■ **TEXT EXTRACT**:
Klaus Beyer, the Fab Four's fifth member, is back with a vengeance. And the world is a better place for it. By Detlef Kuhlbrodt

I hadn't heard anything from Klaus Beyer for a long time. We've known each other for at least ten years, we used to meet at his flat in Kreuzberg for coffee and cake and chats, and his concerts which mostly began with "Hauptmann Pfeffer" (Captain Pepper) or the "Grünblauen Unterwasserboot" (Greeny-blue submarine) were always great. Mostly he plays alone, sometimes though he's accompanied by Stereo Total, Mutter, die Sterne or Götz Alsmann.



Klaus Beyer. Images courtesy of the official website


But somehow I'd lost contact with the fifth Beatle. The last time we met was four years ago when he played a concert to coincide with an exhibition of his pictures and objects (like his kindred spirit Daniel Johnston he's multi-talented). It was an ideal concert for December, which I often prefer to call November to try to take away its conceited terror, to put the brakes on it, so to speak. I just pretend it's still November until the 20th, celebrate Christmas and land safely in the new year.




Then I read in der Spiegel recently that Beyer was in Namibia together with Patti Smith and Christoph Schlingensief (in whose world of DIY artists Beyer has been a regular performer) making some weird film. And suddenly I got a call from Frank Behnke, Beyer's manager who told me that Klaus Beyer would soon be performing in the Burgtheatre in Vienna and not long after that, two new Klaus Beyer releases landed in my post box: the CD "Helft!"and a DVD with a documentary film called "The strange universe of Klaus Beyer" together with lots of little music films and sketches that Beyer has made over the last 23 years, mostly in the comfort of his own four walls.

■ **WRITTEN TASK 1**:
In the article about Klaus Beyer, rewrite the paragraph beginning "I hadn't heard anything from Klaus Beyer" more concisely, keeping its main facts.

■ **PROVIDED MATERIAL**:
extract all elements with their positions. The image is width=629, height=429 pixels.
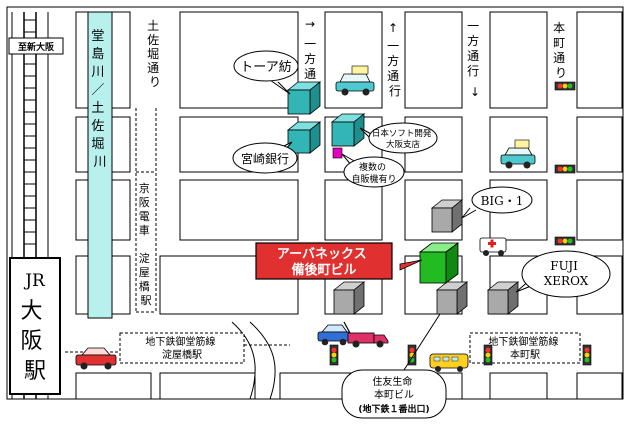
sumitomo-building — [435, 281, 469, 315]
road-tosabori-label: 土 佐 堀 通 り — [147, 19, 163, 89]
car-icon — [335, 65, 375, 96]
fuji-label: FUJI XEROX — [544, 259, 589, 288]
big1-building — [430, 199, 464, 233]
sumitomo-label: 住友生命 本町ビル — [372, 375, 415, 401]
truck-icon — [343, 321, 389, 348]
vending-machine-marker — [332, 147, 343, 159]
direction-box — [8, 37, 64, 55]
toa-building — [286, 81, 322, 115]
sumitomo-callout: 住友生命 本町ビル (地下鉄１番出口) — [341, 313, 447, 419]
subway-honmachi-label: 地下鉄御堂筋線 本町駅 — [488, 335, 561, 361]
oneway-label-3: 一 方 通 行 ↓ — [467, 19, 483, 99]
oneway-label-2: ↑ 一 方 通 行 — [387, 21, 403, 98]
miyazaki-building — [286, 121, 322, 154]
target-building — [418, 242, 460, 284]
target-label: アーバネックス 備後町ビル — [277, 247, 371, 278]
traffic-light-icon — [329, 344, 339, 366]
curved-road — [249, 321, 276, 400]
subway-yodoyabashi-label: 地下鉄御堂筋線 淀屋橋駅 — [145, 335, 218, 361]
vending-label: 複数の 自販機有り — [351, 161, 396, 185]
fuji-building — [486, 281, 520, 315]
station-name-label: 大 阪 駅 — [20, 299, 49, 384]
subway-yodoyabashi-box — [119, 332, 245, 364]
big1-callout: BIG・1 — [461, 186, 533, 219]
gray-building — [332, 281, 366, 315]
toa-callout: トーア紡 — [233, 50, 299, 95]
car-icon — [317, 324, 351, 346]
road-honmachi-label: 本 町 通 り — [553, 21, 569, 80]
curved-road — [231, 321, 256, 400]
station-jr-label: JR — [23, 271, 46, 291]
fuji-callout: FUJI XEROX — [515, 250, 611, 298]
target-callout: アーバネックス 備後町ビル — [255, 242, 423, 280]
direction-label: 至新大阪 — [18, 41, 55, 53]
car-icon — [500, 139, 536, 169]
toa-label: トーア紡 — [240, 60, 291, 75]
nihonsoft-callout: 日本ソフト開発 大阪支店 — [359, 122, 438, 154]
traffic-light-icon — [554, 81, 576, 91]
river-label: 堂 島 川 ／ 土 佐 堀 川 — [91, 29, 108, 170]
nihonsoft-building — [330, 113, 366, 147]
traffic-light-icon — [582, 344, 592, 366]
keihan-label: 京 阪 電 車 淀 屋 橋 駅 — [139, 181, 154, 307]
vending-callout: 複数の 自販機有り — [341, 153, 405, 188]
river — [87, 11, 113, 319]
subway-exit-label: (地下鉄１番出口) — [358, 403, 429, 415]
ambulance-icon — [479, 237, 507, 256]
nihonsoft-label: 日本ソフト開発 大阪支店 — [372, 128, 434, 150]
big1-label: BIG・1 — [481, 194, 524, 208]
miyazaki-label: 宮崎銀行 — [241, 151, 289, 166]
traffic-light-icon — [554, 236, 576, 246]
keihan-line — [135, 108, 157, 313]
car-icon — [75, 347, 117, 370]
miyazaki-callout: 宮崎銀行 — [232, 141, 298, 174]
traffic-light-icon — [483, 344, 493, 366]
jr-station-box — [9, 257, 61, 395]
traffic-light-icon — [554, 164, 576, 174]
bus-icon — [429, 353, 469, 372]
---
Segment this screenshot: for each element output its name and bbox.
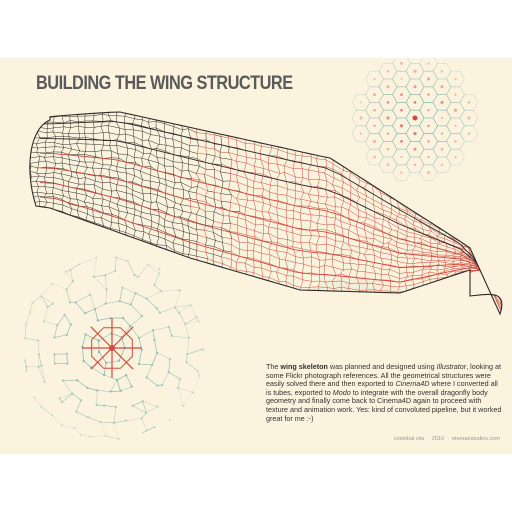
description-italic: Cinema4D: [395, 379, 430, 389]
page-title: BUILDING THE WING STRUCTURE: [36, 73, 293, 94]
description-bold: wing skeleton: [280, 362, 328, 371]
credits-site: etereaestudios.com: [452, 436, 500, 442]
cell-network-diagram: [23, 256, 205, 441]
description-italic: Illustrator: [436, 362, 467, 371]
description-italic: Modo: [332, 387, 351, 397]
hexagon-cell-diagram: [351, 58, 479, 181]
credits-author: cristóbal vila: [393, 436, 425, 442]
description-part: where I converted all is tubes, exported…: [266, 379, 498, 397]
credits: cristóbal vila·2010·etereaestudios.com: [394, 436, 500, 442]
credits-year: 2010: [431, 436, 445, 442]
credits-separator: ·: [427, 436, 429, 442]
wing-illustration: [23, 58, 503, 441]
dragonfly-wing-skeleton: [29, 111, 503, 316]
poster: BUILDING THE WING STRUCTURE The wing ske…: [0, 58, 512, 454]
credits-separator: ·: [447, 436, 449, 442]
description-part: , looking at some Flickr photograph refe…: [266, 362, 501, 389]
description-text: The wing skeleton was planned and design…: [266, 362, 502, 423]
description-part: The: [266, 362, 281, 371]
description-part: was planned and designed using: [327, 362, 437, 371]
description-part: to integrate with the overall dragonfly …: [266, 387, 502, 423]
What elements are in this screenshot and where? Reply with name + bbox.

■ **WRITTEN TASK 2**:
Convert the records from the line with "description-italic: Cinema4D: [395, 379, 430, 389]" up to and including the line with "description-italic: Modo: [332, 387, 351, 397]" into a JSON list of strings, with one string per line and blank lines omitted.

■ **FINAL ANSWER 1**:
The writer had not heard from Klaus Beyer in a long time, despite knowing him for at least ten years and often meeting at his Kreuzberg flat for coffee, cake and conversation. His concerts, which mostly opened with "Hauptmann Pfeffer" (Captain Pepper) or the "Grünblauen Unterwasserboot" (Greeny-blue submarine), were always great. He usually performs alone but is sometimes accompanied by Stereo Total, Mutter, die Sterne or Götz Alsmann.

■ **FINAL ANSWER 2**:
[
  "description-italic: Cinema4D: [395, 379, 430, 389]",
  "page-title: BUILDING THE WING STRUCTURE: [36, 73, 293, 94]",
  "description-bold: wing skeleton: [280, 362, 328, 371]",
  "credits-site: etereaestudios.com: [452, 436, 500, 442]",
  "cell-network-diagram: [23, 256, 205, 441]",
  "description-italic: Illustrator: [436, 362, 467, 371]",
  "description-italic: Modo: [332, 387, 351, 397]"
]